→ Stated task: Print the listing below exactly.

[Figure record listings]

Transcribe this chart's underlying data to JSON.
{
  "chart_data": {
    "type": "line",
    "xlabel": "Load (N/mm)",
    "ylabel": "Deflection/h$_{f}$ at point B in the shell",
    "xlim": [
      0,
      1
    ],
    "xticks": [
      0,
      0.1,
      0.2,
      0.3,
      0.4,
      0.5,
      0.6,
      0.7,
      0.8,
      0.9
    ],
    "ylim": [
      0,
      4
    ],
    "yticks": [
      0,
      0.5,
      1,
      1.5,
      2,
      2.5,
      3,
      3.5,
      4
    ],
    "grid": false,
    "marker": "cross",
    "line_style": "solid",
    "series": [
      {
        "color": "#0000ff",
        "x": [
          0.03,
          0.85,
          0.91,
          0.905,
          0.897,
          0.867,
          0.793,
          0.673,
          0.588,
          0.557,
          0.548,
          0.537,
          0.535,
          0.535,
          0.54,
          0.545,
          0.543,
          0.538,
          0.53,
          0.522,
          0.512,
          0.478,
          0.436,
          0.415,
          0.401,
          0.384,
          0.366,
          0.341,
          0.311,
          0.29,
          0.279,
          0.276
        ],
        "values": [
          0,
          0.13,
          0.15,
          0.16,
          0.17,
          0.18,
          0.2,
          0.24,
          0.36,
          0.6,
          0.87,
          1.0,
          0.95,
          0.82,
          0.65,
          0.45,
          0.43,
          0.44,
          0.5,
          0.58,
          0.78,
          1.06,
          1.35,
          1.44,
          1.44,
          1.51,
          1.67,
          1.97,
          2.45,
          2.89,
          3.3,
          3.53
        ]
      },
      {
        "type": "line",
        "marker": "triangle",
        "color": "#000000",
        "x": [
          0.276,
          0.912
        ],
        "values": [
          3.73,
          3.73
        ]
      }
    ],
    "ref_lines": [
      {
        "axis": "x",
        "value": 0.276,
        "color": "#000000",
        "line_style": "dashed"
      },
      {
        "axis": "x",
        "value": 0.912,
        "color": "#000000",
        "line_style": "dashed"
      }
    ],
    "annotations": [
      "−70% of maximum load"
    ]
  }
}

→ Completed exercise:
Transcribe this chart's underlying data to JSON.
{
  "chart_data": {
    "type": "line",
    "xlabel": "Load (N/mm)",
    "ylabel": "Deflection/h$_{f}$ at point B in the shell",
    "xlim": [
      0,
      1
    ],
    "xticks": [
      0,
      0.1,
      0.2,
      0.3,
      0.4,
      0.5,
      0.6,
      0.7,
      0.8,
      0.9
    ],
    "ylim": [
      0,
      4
    ],
    "yticks": [
      0,
      0.5,
      1,
      1.5,
      2,
      2.5,
      3,
      3.5,
      4
    ],
    "grid": false,
    "marker": "cross",
    "line_style": "solid",
    "series": [
      {
        "color": "#0000ff",
        "x": [
          0.03,
          0.85,
          0.91,
          0.905,
          0.897,
          0.867,
          0.793,
          0.673,
          0.588,
          0.557,
          0.548,
          0.537,
          0.535,
          0.535,
          0.54,
          0.545,
          0.543,
          0.538,
          0.53,
          0.522,
          0.512,
          0.478,
          0.436,
          0.415,
          0.401,
          0.384,
          0.366,
          0.341,
          0.311,
          0.29,
          0.279,
          0.276
        ],
        "values": [
          0,
          0.13,
          0.15,
          0.16,
          0.17,
          0.18,
          0.2,
          0.24,
          0.36,
          0.6,
          0.87,
          1.0,
          0.95,
          0.82,
          0.65,
          0.45,
          0.43,
          0.44,
          0.5,
          0.58,
          0.78,
          1.06,
          1.35,
          1.44,
          1.44,
          1.51,
          1.67,
          1.97,
          2.45,
          2.89,
          3.3,
          3.53
        ]
      },
      {
        "type": "line",
        "marker": "triangle",
        "color": "#000000",
        "x": [
          0.276,
          0.912
        ],
        "values": [
          3.73,
          3.73
        ]
      }
    ],
    "ref_lines": [
      {
        "axis": "x",
        "value": 0.276,
        "color": "#000000",
        "line_style": "dashed"
      },
      {
        "axis": "x",
        "value": 0.912,
        "color": "#000000",
        "line_style": "dashed"
      }
    ],
    "annotations": [
      "−70% of maximum load"
    ]
  }
}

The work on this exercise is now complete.